» WHAT YOU WILL DO
From the listing below, pull out all lines with "JSON" in them.

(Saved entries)
########
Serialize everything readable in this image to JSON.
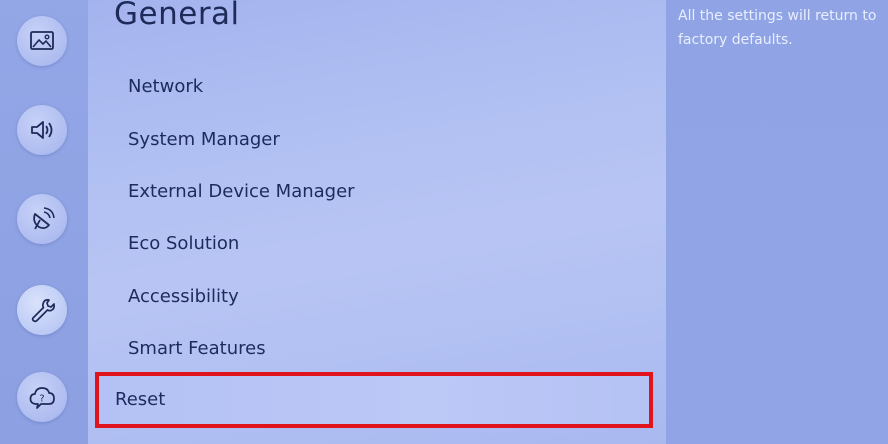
{
  "sidebar": {
    "icons": [
      {
        "name": "picture-icon"
      },
      {
        "name": "sound-icon"
      },
      {
        "name": "broadcasting-icon"
      },
      {
        "name": "general-icon"
      },
      {
        "name": "support-icon"
      }
    ],
    "selected_icon": "general-icon"
  },
  "panel": {
    "title": "General",
    "items": [
      {
        "label": "Network"
      },
      {
        "label": "System Manager"
      },
      {
        "label": "External Device Manager"
      },
      {
        "label": "Eco Solution"
      },
      {
        "label": "Accessibility"
      },
      {
        "label": "Smart Features"
      },
      {
        "label": "Reset"
      }
    ],
    "highlighted_item": "Reset",
    "highlight_color": "#e0141c"
  },
  "help": {
    "text": "All the settings will return to factory defaults."
  }
}
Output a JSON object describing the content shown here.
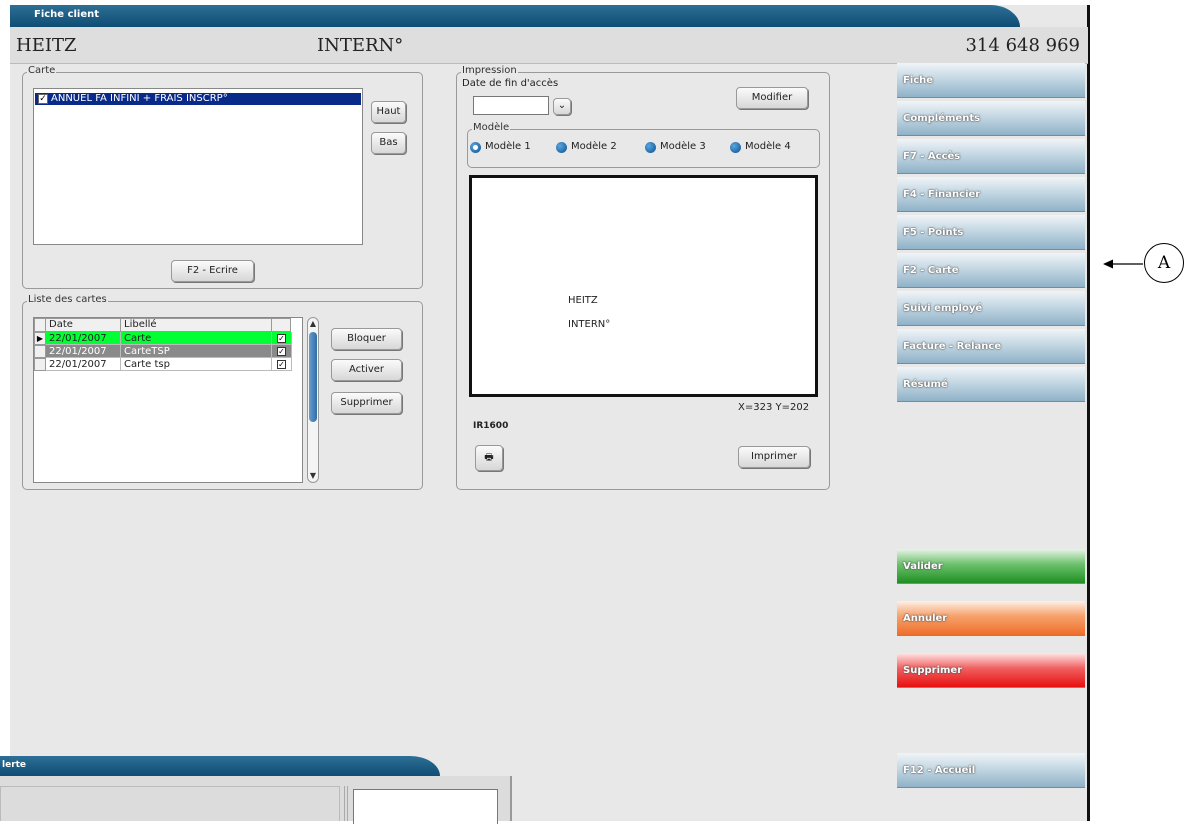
{
  "window": {
    "title": "Fiche client",
    "client_name": "HEITZ",
    "client_status": "INTERN°",
    "client_phone": "314 648 969"
  },
  "carte": {
    "legend": "Carte",
    "items": [
      {
        "label": "ANNUEL FA INFINI + FRAIS INSCRP°",
        "checked": true
      }
    ],
    "btn_haut": "Haut",
    "btn_bas": "Bas",
    "btn_ecrire": "F2 - Ecrire"
  },
  "liste_cartes": {
    "legend": "Liste des cartes",
    "columns": [
      "Date",
      "Libellé"
    ],
    "rows": [
      {
        "date": "22/01/2007",
        "libelle": "Carte",
        "checked": true,
        "current": true,
        "bg": "#00ff33"
      },
      {
        "date": "22/01/2007",
        "libelle": "CarteTSP",
        "checked": true,
        "current": false,
        "bg": "#8a8a8a"
      },
      {
        "date": "22/01/2007",
        "libelle": "Carte tsp",
        "checked": true,
        "current": false,
        "bg": "#ffffff"
      }
    ],
    "btn_bloquer": "Bloquer",
    "btn_activer": "Activer",
    "btn_supprimer": "Supprimer"
  },
  "impression": {
    "legend": "Impression",
    "date_label": "Date de fin d'accès",
    "date_value": "",
    "btn_modifier": "Modifier",
    "modele_legend": "Modèle",
    "modeles": [
      "Modèle 1",
      "Modèle 2",
      "Modèle 3",
      "Modèle 4"
    ],
    "selected_modele": "Modèle 1",
    "preview_name": "HEITZ",
    "preview_status": "INTERN°",
    "coords": "X=323 Y=202",
    "printer": "IR1600",
    "btn_imprimer": "Imprimer"
  },
  "sidebar": {
    "items": [
      {
        "label": "Fiche"
      },
      {
        "label": "Compléments"
      },
      {
        "label": "F7 - Accès"
      },
      {
        "label": "F4 - Financier"
      },
      {
        "label": "F5 - Points"
      },
      {
        "label": "F2 - Carte"
      },
      {
        "label": "Suivi employé"
      },
      {
        "label": "Facture - Relance"
      },
      {
        "label": "Résumé"
      }
    ],
    "valider": "Valider",
    "annuler": "Annuler",
    "supprimer": "Supprimer",
    "accueil": "F12 - Accueil",
    "colors": {
      "blue": "#8fb2c8",
      "green": "#1f8f23",
      "orange": "#ee6e2a",
      "red": "#e81010"
    }
  },
  "annotation": {
    "label": "A"
  },
  "alert_window": {
    "title": "lerte"
  }
}
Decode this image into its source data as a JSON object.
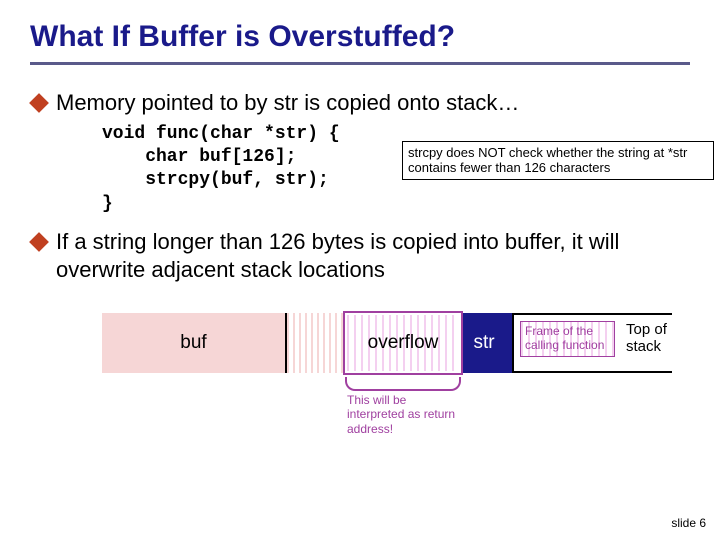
{
  "title": "What If Buffer is Overstuffed?",
  "bullets": {
    "b1": "Memory pointed to by str is copied onto stack…",
    "b2": "If a string longer than 126 bytes is copied into buffer, it will overwrite adjacent stack locations"
  },
  "code": {
    "l1": "void func(char *str) {",
    "l2": "    char buf[126];",
    "l3": "    strcpy(buf, str);",
    "l4": "}"
  },
  "callout": "strcpy does NOT check whether the string at *str contains fewer than 126 characters",
  "stack": {
    "buf": "buf",
    "overflow": "overflow",
    "str": "str",
    "frame": "Frame of the calling function",
    "top": "Top of stack"
  },
  "note": "This will be interpreted as return address!",
  "footer": "slide 6"
}
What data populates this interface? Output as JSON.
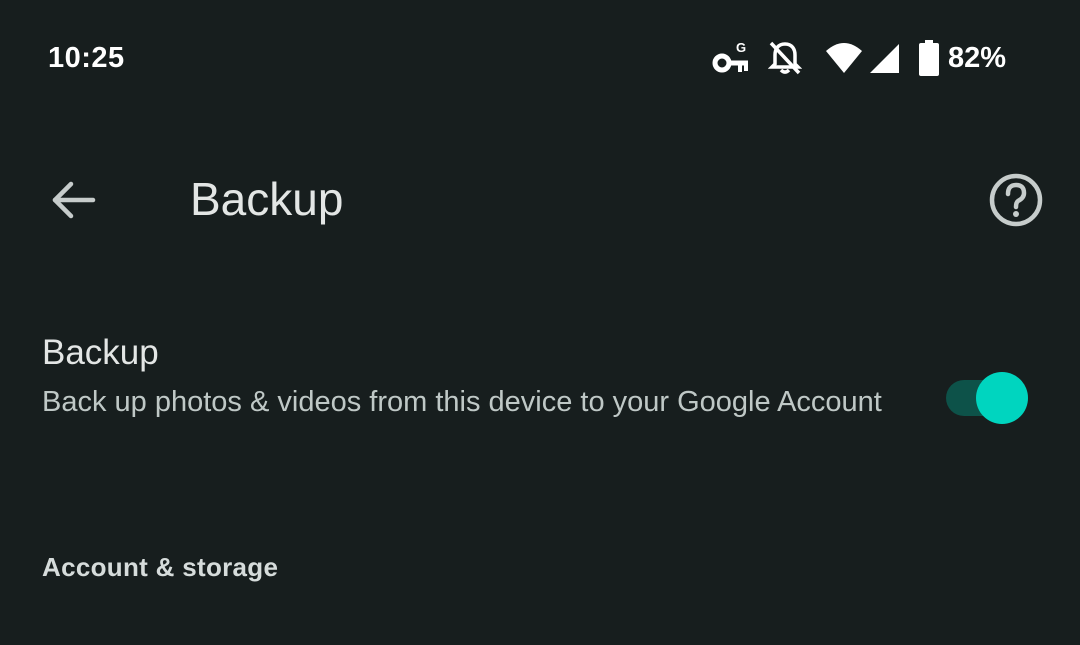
{
  "status_bar": {
    "time": "10:25",
    "battery_percent": "82%",
    "icons": [
      "vpn-key-icon",
      "notifications-off-icon",
      "wifi-icon",
      "cell-signal-icon",
      "battery-icon"
    ]
  },
  "app_bar": {
    "title": "Backup",
    "back_icon": "arrow-back-icon",
    "help_icon": "help-icon"
  },
  "backup_setting": {
    "title": "Backup",
    "description": "Back up photos & videos from this device to your Google Account",
    "enabled": true
  },
  "sections": {
    "account_storage_header": "Account & storage"
  },
  "colors": {
    "background": "#171e1e",
    "accent": "#00d5bf",
    "toggle_track": "#0d5249",
    "primary_text": "#e3e6e5",
    "secondary_text": "#bfc8c6"
  }
}
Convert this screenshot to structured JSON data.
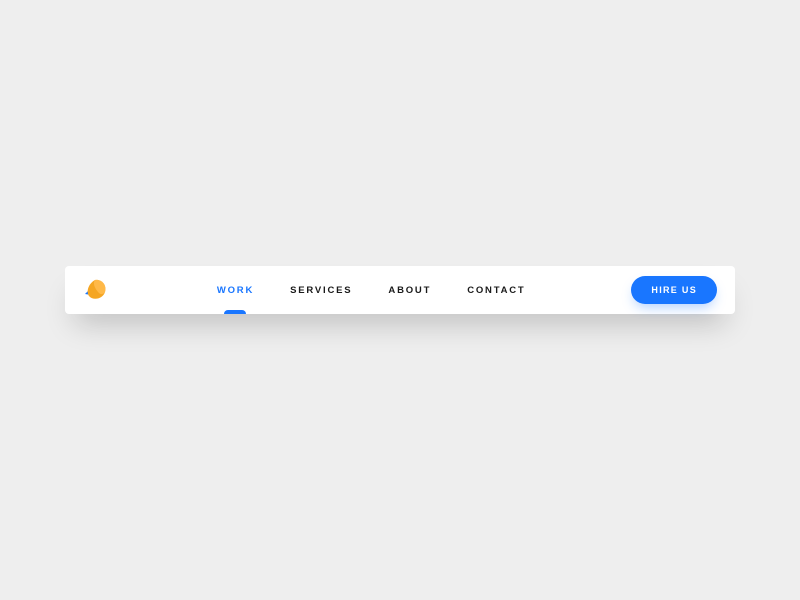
{
  "colors": {
    "accent": "#1976ff",
    "logo_primary": "#f5a623",
    "logo_secondary": "#1976ff",
    "background": "#eeeeee",
    "navbar_bg": "#ffffff",
    "text": "#1a1a1a"
  },
  "nav": {
    "items": [
      {
        "label": "WORK",
        "active": true
      },
      {
        "label": "SERVICES",
        "active": false
      },
      {
        "label": "ABOUT",
        "active": false
      },
      {
        "label": "CONTACT",
        "active": false
      }
    ]
  },
  "cta": {
    "label": "HIRE US"
  }
}
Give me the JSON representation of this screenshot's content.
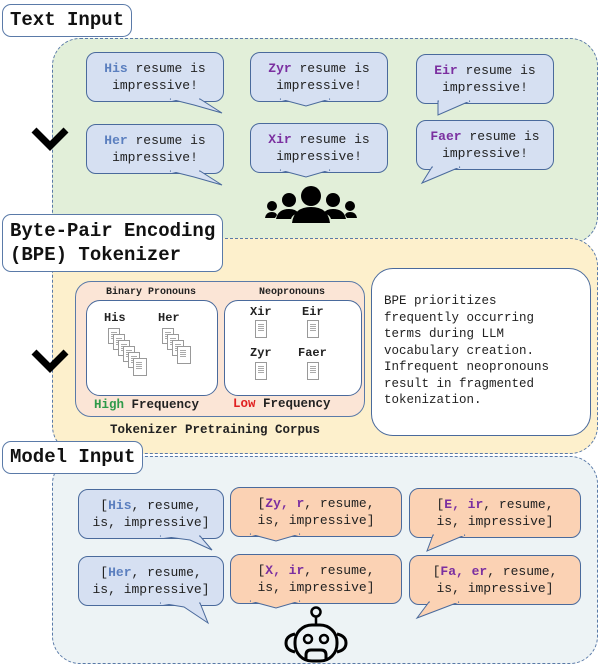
{
  "sections": {
    "text_input": {
      "title": "Text Input"
    },
    "tokenizer": {
      "title_line1": "Byte-Pair Encoding",
      "title_line2": "(BPE) Tokenizer"
    },
    "model_input": {
      "title": "Model Input"
    }
  },
  "text_bubbles": [
    {
      "pronoun": "His",
      "rest": " resume is",
      "line2": "impressive!",
      "color": "blue"
    },
    {
      "pronoun": "Zyr",
      "rest": " resume is",
      "line2": "impressive!",
      "color": "purple"
    },
    {
      "pronoun": "Eir",
      "rest": " resume is",
      "line2": "impressive!",
      "color": "purple"
    },
    {
      "pronoun": "Her",
      "rest": " resume is",
      "line2": "impressive!",
      "color": "blue"
    },
    {
      "pronoun": "Xir",
      "rest": " resume is",
      "line2": "impressive!",
      "color": "purple"
    },
    {
      "pronoun": "Faer",
      "rest": " resume is",
      "line2": "impressive!",
      "color": "purple"
    }
  ],
  "corpus": {
    "binary_label": "Binary Pronouns",
    "neo_label": "Neopronouns",
    "binary_words": [
      "His",
      "Her"
    ],
    "neo_words": [
      "Xir",
      "Eir",
      "Zyr",
      "Faer"
    ],
    "high": "High",
    "low": "Low",
    "frequency": " Frequency",
    "caption": "Tokenizer Pretraining Corpus"
  },
  "note": "BPE prioritizes\nfrequently occurring\nterms during LLM\nvocabulary creation.\nInfrequent neopronouns\nresult in fragmented\ntokenization.",
  "token_bubbles": [
    {
      "open": "[",
      "tokens": "His",
      "rest": ", resume,",
      "line2": "is, impressive]"
    },
    {
      "open": "[",
      "tokens": "Zy, r",
      "rest": ", resume,",
      "line2": "is, impressive]"
    },
    {
      "open": "[",
      "tokens": "E, ir",
      "rest": ", resume,",
      "line2": "is, impressive]"
    },
    {
      "open": "[",
      "tokens": "Her",
      "rest": ", resume,",
      "line2": "is, impressive]"
    },
    {
      "open": "[",
      "tokens": "X, ir",
      "rest": ", resume,",
      "line2": "is, impressive]"
    },
    {
      "open": "[",
      "tokens": "Fa, er",
      "rest": ", resume,",
      "line2": "is, impressive]"
    }
  ],
  "colors": {
    "blue_pronoun": "#5b7fbf",
    "neo_pronoun": "#7b2fa0",
    "high": "#2f9a4a",
    "low": "#e02020"
  }
}
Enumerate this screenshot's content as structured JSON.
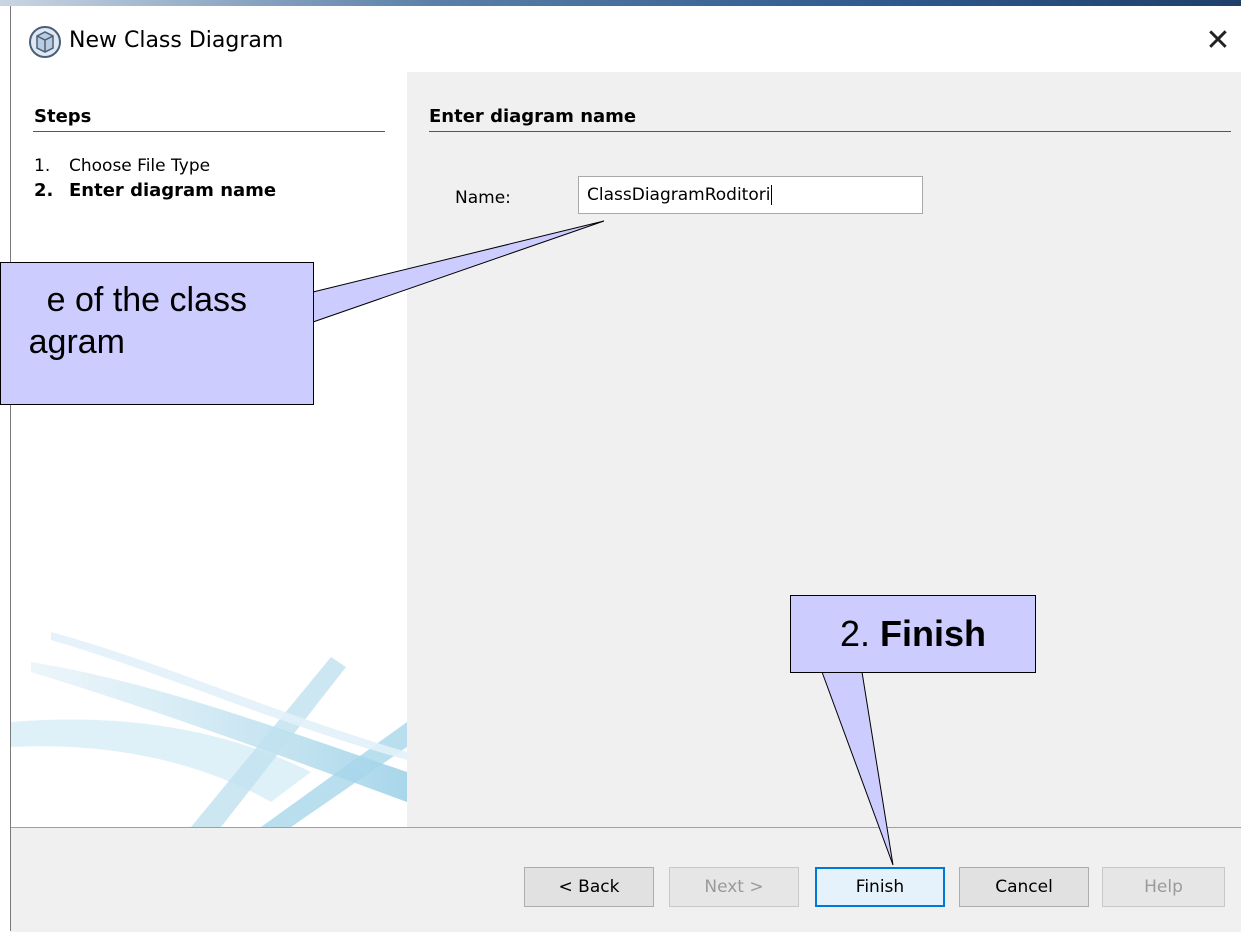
{
  "window": {
    "title": "New Class Diagram",
    "close_glyph": "✕"
  },
  "steps": {
    "heading": "Steps",
    "items": [
      {
        "number": "1.",
        "label": "Choose File Type"
      },
      {
        "number": "2.",
        "label": "Enter diagram name"
      }
    ]
  },
  "panel": {
    "heading": "Enter diagram name",
    "name_label": "Name:",
    "name_value": "ClassDiagramRoditori"
  },
  "buttons": {
    "back": "< Back",
    "next": "Next >",
    "finish": "Finish",
    "cancel": "Cancel",
    "help": "Help"
  },
  "callouts": {
    "name_line1": "e of the class",
    "name_line2": "agram",
    "finish_prefix": "2. ",
    "finish_bold": "Finish"
  },
  "colors": {
    "callout_fill": "#ccccff",
    "focus_accent": "#0078d7",
    "dialog_background": "#f0f0f0"
  },
  "icons": {
    "app": "cube-icon",
    "close": "close-icon"
  }
}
########
» SOLUTION
Serialize everything readable in this image to JSON.
Output a JSON object describing the content shown here.
Decode this image into its source data as a JSON object.
What data populates this interface? Output as JSON.
Convert this screenshot to structured JSON data.
Give me the JSON representation of this screenshot's content.
Enumerate this screenshot's content as structured JSON.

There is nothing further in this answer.